(Input records):

========================

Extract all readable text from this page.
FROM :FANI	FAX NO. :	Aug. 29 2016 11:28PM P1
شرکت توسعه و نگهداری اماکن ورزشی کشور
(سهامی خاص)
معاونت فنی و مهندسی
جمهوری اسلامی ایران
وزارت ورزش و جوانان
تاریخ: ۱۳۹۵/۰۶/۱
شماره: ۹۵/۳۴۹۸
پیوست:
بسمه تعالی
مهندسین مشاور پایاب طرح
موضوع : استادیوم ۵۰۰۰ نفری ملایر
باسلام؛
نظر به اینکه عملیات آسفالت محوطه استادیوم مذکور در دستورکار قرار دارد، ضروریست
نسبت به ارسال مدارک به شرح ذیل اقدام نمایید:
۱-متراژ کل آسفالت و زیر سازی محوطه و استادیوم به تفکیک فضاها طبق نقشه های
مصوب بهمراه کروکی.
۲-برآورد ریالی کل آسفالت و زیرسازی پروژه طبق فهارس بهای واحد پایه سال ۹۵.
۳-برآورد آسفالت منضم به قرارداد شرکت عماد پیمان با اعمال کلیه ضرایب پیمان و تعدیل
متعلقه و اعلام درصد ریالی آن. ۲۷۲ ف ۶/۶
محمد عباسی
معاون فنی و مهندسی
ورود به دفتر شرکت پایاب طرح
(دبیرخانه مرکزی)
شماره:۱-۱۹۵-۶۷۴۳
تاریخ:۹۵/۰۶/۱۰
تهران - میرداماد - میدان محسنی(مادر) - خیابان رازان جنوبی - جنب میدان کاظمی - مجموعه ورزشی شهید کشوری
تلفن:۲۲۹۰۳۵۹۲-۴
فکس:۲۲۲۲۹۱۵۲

========================

(Task details): Make an exact copy of every entry.

(Answer to the exercise):
Extract all readable text from this page.
FROM :FANI	FAX NO. :	Aug. 29 2016 11:28PM P1
شرکت توسعه و نگهداری اماکن ورزشی کشور
(سهامی خاص)
معاونت فنی و مهندسی
جمهوری اسلامی ایران
وزارت ورزش و جوانان
تاریخ: ۱۳۹۵/۰۶/۱
شماره: ۹۵/۳۴۹۸
پیوست:
بسمه تعالی
مهندسین مشاور پایاب طرح
موضوع : استادیوم ۵۰۰۰ نفری ملایر
باسلام؛
نظر به اینکه عملیات آسفالت محوطه استادیوم مذکور در دستورکار قرار دارد، ضروریست
نسبت به ارسال مدارک به شرح ذیل اقدام نمایید:
۱-متراژ کل آسفالت و زیر سازی محوطه و استادیوم به تفکیک فضاها طبق نقشه های
مصوب بهمراه کروکی.
۲-برآورد ریالی کل آسفالت و زیرسازی پروژه طبق فهارس بهای واحد پایه سال ۹۵.
۳-برآورد آسفالت منضم به قرارداد شرکت عماد پیمان با اعمال کلیه ضرایب پیمان و تعدیل
متعلقه و اعلام درصد ریالی آن. ۲۷۲ ف ۶/۶
محمد عباسی
معاون فنی و مهندسی
ورود به دفتر شرکت پایاب طرح
(دبیرخانه مرکزی)
شماره:۱-۱۹۵-۶۷۴۳
تاریخ:۹۵/۰۶/۱۰
تهران - میرداماد - میدان محسنی(مادر) - خیابان رازان جنوبی - جنب میدان کاظمی - مجموعه ورزشی شهید کشوری
تلفن:۲۲۹۰۳۵۹۲-۴
فکس:۲۲۲۲۹۱۵۲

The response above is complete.